What to work on →
Reproduce, word for word, the rows from the very first one through the line containing "reef-illustration — [0, 40, 1917, 436]", with that line included.

(Records from a data collection)
:::::
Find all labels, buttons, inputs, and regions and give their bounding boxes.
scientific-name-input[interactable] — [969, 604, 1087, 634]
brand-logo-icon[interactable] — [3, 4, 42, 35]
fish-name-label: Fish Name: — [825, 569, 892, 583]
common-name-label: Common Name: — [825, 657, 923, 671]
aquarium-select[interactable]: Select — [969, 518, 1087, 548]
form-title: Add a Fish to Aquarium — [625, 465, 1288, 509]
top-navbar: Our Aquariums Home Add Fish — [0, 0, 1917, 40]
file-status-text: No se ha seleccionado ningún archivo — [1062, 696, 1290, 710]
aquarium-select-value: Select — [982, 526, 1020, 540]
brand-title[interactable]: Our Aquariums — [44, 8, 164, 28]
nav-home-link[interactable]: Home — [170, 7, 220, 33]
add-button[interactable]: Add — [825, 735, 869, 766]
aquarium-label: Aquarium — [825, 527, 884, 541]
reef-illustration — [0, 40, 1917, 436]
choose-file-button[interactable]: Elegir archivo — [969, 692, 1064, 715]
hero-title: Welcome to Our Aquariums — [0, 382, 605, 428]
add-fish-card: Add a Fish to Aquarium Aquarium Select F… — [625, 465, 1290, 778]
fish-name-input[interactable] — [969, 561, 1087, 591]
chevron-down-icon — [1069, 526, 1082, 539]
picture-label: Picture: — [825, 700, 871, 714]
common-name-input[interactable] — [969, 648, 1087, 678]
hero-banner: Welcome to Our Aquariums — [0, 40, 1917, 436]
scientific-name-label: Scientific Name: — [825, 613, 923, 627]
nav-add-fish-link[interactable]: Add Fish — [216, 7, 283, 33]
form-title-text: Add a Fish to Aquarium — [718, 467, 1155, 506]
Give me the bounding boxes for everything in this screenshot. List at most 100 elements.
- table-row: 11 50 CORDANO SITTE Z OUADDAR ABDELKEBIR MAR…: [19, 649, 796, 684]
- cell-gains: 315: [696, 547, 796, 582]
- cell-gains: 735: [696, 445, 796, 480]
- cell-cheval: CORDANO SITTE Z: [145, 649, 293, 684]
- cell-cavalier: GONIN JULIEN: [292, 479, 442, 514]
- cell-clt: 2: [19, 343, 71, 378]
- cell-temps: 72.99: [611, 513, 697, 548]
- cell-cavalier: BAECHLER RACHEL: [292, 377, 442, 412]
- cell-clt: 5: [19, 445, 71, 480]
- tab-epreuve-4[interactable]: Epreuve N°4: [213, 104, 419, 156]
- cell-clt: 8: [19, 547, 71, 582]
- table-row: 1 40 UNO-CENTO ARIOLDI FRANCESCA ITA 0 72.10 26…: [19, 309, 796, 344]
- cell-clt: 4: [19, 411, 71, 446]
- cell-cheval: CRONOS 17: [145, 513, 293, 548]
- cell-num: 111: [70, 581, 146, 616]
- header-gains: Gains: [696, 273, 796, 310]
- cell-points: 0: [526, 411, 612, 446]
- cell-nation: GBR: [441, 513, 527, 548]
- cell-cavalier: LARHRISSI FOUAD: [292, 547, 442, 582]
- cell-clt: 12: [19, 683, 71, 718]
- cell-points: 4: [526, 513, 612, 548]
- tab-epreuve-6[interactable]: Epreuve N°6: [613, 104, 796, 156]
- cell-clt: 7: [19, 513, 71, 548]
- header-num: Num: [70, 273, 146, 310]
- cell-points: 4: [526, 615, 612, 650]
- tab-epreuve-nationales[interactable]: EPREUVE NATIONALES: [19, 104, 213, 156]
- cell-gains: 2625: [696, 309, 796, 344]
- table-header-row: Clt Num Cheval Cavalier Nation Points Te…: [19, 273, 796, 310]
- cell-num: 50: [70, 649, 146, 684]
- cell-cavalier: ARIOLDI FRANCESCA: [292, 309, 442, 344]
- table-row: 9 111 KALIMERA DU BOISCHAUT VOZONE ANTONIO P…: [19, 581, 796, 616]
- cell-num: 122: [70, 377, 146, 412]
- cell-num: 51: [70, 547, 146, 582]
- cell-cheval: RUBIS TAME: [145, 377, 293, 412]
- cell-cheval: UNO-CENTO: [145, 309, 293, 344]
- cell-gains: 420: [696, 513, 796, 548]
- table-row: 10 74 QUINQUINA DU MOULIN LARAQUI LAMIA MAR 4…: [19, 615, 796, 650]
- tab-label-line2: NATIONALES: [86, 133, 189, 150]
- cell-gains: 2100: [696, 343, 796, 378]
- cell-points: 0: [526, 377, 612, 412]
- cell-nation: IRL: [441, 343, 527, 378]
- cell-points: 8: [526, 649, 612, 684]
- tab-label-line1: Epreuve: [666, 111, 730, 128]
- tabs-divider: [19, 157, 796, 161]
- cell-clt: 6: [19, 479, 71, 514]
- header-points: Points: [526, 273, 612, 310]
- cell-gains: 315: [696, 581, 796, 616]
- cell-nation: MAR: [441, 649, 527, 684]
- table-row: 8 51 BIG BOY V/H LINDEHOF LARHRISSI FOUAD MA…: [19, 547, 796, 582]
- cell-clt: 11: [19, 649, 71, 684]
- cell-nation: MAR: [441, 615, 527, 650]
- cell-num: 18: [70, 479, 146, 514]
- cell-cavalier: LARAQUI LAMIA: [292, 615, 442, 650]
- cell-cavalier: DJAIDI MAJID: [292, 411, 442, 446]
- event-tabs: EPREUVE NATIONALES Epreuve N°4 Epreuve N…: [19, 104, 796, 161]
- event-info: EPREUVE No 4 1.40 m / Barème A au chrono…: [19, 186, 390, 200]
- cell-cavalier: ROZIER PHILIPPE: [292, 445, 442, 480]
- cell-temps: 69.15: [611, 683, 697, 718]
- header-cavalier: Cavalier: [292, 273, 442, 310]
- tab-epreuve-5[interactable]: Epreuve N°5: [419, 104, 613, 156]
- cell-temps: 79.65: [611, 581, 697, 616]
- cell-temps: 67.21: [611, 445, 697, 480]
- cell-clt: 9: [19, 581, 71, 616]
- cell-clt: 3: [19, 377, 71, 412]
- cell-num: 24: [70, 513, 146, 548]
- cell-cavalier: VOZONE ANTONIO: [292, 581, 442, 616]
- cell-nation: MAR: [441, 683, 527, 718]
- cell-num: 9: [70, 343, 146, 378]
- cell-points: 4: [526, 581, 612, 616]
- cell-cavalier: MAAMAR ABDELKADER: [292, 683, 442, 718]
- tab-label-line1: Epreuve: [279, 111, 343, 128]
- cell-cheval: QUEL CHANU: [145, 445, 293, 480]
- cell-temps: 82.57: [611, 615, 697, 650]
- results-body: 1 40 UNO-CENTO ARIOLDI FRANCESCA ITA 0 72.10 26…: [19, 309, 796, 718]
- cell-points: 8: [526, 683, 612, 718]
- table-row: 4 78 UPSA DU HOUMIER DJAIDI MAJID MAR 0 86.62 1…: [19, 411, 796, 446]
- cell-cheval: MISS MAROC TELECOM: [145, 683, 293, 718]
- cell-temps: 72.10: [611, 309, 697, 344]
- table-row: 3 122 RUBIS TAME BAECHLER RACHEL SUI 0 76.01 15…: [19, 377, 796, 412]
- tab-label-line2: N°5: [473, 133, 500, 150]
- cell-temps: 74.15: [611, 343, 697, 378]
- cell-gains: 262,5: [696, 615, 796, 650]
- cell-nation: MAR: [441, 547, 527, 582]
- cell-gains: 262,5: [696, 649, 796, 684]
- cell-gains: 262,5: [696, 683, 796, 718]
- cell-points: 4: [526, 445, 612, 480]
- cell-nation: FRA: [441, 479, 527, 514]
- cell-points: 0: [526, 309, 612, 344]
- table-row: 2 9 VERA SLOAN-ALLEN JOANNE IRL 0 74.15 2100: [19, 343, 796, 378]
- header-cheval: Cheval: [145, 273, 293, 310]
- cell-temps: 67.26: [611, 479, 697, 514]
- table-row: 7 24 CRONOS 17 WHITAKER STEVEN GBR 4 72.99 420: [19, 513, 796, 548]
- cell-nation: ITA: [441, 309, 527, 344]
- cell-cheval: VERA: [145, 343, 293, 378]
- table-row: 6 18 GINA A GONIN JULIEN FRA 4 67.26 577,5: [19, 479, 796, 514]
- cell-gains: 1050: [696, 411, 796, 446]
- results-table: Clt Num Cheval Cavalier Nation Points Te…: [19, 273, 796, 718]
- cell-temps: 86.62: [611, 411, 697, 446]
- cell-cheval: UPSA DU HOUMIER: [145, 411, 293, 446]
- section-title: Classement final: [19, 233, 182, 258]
:::::
Response to the exercise →
Find all labels, buttons, inputs, and regions and give their bounding boxes.
scientific-name-input[interactable] — [969, 604, 1087, 634]
brand-logo-icon[interactable] — [3, 4, 42, 35]
fish-name-label: Fish Name: — [825, 569, 892, 583]
common-name-label: Common Name: — [825, 657, 923, 671]
aquarium-select[interactable]: Select — [969, 518, 1087, 548]
form-title: Add a Fish to Aquarium — [625, 465, 1288, 509]
top-navbar: Our Aquariums Home Add Fish — [0, 0, 1917, 40]
file-status-text: No se ha seleccionado ningún archivo — [1062, 696, 1290, 710]
aquarium-select-value: Select — [982, 526, 1020, 540]
brand-title[interactable]: Our Aquariums — [44, 8, 164, 28]
nav-home-link[interactable]: Home — [170, 7, 220, 33]
add-button[interactable]: Add — [825, 735, 869, 766]
aquarium-label: Aquarium — [825, 527, 884, 541]
reef-illustration — [0, 40, 1917, 436]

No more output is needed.